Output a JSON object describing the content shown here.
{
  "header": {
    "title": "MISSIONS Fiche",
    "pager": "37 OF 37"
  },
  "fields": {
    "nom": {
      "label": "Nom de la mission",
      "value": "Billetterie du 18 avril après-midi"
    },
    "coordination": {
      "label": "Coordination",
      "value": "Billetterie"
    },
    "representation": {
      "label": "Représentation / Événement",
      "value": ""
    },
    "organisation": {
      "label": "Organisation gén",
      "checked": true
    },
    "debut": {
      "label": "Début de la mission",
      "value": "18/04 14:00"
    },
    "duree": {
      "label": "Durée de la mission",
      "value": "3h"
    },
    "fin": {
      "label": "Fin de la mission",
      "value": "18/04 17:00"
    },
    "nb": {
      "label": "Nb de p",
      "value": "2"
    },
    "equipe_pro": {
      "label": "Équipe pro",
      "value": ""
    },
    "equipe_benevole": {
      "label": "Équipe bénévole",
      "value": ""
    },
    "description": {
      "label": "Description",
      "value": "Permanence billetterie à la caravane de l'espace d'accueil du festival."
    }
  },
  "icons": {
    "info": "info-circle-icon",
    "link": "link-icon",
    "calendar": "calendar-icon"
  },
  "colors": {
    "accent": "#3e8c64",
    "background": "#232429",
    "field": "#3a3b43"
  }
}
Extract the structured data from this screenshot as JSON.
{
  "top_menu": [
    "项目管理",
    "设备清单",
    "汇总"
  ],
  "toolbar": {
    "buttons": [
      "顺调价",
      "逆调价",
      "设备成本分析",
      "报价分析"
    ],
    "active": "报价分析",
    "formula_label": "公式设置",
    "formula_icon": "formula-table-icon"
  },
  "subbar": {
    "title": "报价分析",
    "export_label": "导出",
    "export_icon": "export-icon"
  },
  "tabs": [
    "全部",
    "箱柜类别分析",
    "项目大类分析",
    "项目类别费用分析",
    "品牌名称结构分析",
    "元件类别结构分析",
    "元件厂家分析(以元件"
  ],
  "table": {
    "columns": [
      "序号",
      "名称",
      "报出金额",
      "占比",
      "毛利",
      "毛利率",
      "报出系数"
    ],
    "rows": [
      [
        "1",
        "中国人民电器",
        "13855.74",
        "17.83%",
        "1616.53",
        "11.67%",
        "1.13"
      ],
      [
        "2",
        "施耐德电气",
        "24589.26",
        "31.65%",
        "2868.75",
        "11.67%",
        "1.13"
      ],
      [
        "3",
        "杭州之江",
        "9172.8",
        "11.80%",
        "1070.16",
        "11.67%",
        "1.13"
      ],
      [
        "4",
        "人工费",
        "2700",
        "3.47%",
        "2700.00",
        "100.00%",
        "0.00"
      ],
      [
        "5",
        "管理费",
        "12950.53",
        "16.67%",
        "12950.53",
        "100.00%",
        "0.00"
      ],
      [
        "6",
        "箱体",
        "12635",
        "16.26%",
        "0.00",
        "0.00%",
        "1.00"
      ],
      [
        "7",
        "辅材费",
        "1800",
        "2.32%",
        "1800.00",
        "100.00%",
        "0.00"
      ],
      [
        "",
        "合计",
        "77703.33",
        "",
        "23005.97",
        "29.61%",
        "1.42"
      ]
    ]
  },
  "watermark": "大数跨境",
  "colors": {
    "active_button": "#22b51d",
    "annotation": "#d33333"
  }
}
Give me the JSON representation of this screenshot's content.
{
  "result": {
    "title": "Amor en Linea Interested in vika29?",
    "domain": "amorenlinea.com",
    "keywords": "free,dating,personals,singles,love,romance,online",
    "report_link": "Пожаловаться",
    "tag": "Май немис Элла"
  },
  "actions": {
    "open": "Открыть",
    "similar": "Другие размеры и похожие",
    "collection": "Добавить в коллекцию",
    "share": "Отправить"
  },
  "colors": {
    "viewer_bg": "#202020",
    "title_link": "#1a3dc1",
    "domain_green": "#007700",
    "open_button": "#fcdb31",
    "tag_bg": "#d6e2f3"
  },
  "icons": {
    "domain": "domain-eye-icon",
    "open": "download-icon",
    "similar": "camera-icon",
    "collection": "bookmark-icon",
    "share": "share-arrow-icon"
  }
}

━━━━

TO BE DONE:
Reproduce the listing in full. Keep it exactly as written.

THE REPLY:
Output a JSON object describing the content shown here.
{
  "header": {
    "title": "MISSIONS Fiche",
    "pager": "37 OF 37"
  },
  "fields": {
    "nom": {
      "label": "Nom de la mission",
      "value": "Billetterie du 18 avril après-midi"
    },
    "coordination": {
      "label": "Coordination",
      "value": "Billetterie"
    },
    "representation": {
      "label": "Représentation / Événement",
      "value": ""
    },
    "organisation": {
      "label": "Organisation gén",
      "checked": true
    },
    "debut": {
      "label": "Début de la mission",
      "value": "18/04 14:00"
    },
    "duree": {
      "label": "Durée de la mission",
      "value": "3h"
    },
    "fin": {
      "label": "Fin de la mission",
      "value": "18/04 17:00"
    },
    "nb": {
      "label": "Nb de p",
      "value": "2"
    },
    "equipe_pro": {
      "label": "Équipe pro",
      "value": ""
    },
    "equipe_benevole": {
      "label": "Équipe bénévole",
      "value": ""
    },
    "description": {
      "label": "Description",
      "value": "Permanence billetterie à la caravane de l'espace d'accueil du festival."
    }
  },
  "icons": {
    "info": "info-circle-icon",
    "link": "link-icon",
    "calendar": "calendar-icon"
  },
  "colors": {
    "accent": "#3e8c64",
    "background": "#232429",
    "field": "#3a3b43"
  }
}
Extract the structured data from this screenshot as JSON.
{
  "top_menu": [
    "项目管理",
    "设备清单",
    "汇总"
  ],
  "toolbar": {
    "buttons": [
      "顺调价",
      "逆调价",
      "设备成本分析",
      "报价分析"
    ],
    "active": "报价分析",
    "formula_label": "公式设置",
    "formula_icon": "formula-table-icon"
  },
  "subbar": {
    "title": "报价分析",
    "export_label": "导出",
    "export_icon": "export-icon"
  },
  "tabs": [
    "全部",
    "箱柜类别分析",
    "项目大类分析",
    "项目类别费用分析",
    "品牌名称结构分析",
    "元件类别结构分析",
    "元件厂家分析(以元件"
  ],
  "table": {
    "columns": [
      "序号",
      "名称",
      "报出金额",
      "占比",
      "毛利",
      "毛利率",
      "报出系数"
    ],
    "rows": [
      [
        "1",
        "中国人民电器",
        "13855.74",
        "17.83%",
        "1616.53",
        "11.67%",
        "1.13"
      ],
      [
        "2",
        "施耐德电气",
        "24589.26",
        "31.65%",
        "2868.75",
        "11.67%",
        "1.13"
      ],
      [
        "3",
        "杭州之江",
        "9172.8",
        "11.80%",
        "1070.16",
        "11.67%",
        "1.13"
      ],
      [
        "4",
        "人工费",
        "2700",
        "3.47%",
        "2700.00",
        "100.00%",
        "0.00"
      ],
      [
        "5",
        "管理费",
        "12950.53",
        "16.67%",
        "12950.53",
        "100.00%",
        "0.00"
      ],
      [
        "6",
        "箱体",
        "12635",
        "16.26%",
        "0.00",
        "0.00%",
        "1.00"
      ],
      [
        "7",
        "辅材费",
        "1800",
        "2.32%",
        "1800.00",
        "100.00%",
        "0.00"
      ],
      [
        "",
        "合计",
        "77703.33",
        "",
        "23005.97",
        "29.61%",
        "1.42"
      ]
    ]
  },
  "watermark": "大数跨境",
  "colors": {
    "active_button": "#22b51d",
    "annotation": "#d33333"
  }
}
Give me the JSON representation of this screenshot's content.
{
  "result": {
    "title": "Amor en Linea Interested in vika29?",
    "domain": "amorenlinea.com",
    "keywords": "free,dating,personals,singles,love,romance,online",
    "report_link": "Пожаловаться",
    "tag": "Май немис Элла"
  },
  "actions": {
    "open": "Открыть",
    "similar": "Другие размеры и похожие",
    "collection": "Добавить в коллекцию",
    "share": "Отправить"
  },
  "colors": {
    "viewer_bg": "#202020",
    "title_link": "#1a3dc1",
    "domain_green": "#007700",
    "open_button": "#fcdb31",
    "tag_bg": "#d6e2f3"
  },
  "icons": {
    "domain": "domain-eye-icon",
    "open": "download-icon",
    "similar": "camera-icon",
    "collection": "bookmark-icon",
    "share": "share-arrow-icon"
  }
}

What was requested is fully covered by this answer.